Stated task =>
Identify the lines that contain the string "structured", then copy each of them.

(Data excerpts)
****

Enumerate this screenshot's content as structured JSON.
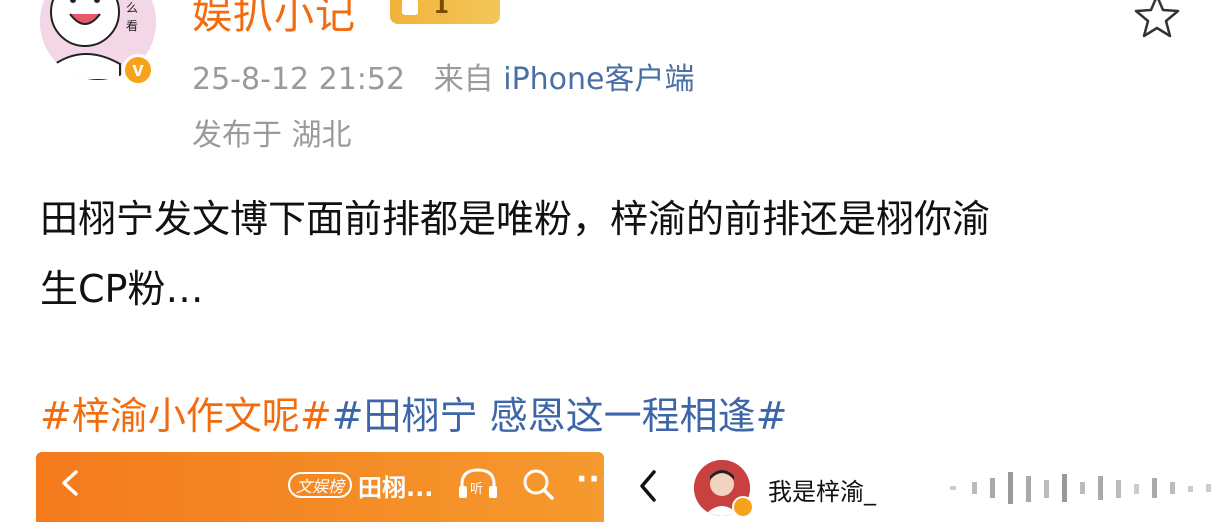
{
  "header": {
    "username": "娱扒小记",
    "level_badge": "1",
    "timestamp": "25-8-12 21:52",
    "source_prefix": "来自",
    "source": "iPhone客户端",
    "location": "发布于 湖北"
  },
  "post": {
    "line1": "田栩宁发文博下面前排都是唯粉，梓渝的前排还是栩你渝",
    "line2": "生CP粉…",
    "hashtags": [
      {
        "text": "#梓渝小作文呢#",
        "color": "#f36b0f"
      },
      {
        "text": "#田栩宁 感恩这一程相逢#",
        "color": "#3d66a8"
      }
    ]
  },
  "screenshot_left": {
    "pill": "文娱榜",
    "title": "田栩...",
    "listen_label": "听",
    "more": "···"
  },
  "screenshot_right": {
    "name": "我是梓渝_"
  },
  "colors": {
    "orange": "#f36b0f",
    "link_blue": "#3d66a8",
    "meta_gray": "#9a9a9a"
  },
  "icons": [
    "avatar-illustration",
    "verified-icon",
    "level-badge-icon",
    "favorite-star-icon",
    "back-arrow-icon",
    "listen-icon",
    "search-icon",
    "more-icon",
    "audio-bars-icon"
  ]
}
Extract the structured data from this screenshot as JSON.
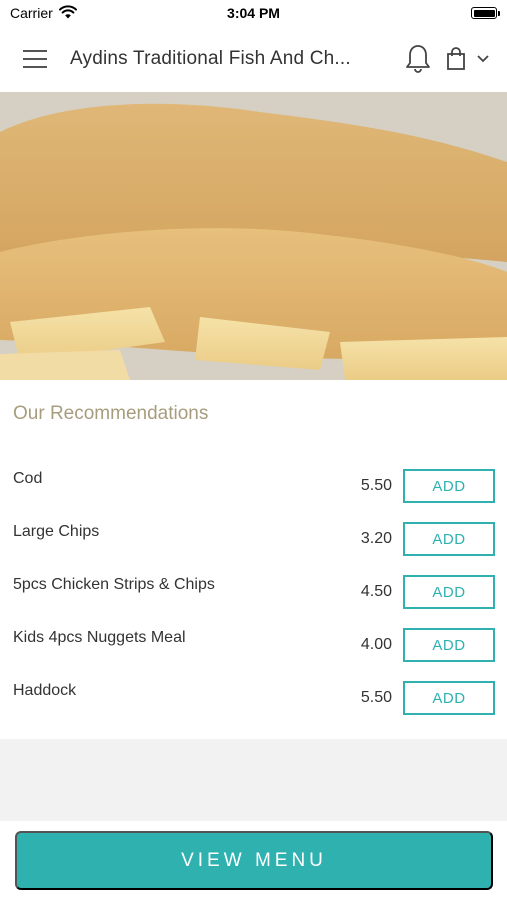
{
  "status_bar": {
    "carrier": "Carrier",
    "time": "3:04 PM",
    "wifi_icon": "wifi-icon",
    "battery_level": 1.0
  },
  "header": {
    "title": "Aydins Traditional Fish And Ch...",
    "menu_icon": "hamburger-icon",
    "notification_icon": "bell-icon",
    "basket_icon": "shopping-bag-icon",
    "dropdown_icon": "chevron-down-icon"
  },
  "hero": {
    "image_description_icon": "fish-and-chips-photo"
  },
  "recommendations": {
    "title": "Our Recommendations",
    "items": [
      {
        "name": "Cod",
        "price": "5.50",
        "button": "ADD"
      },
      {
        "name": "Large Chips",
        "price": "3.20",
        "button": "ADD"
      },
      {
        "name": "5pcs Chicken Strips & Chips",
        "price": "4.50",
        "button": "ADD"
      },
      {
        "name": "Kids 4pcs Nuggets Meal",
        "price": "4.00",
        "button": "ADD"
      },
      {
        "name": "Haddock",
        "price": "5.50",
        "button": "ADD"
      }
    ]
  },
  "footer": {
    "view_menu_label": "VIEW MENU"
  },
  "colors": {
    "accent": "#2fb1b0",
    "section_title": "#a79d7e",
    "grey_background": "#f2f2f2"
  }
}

****

Finished task =>
Enumerate this screenshot's content as structured JSON.
Extract the structured data from this screenshot as JSON.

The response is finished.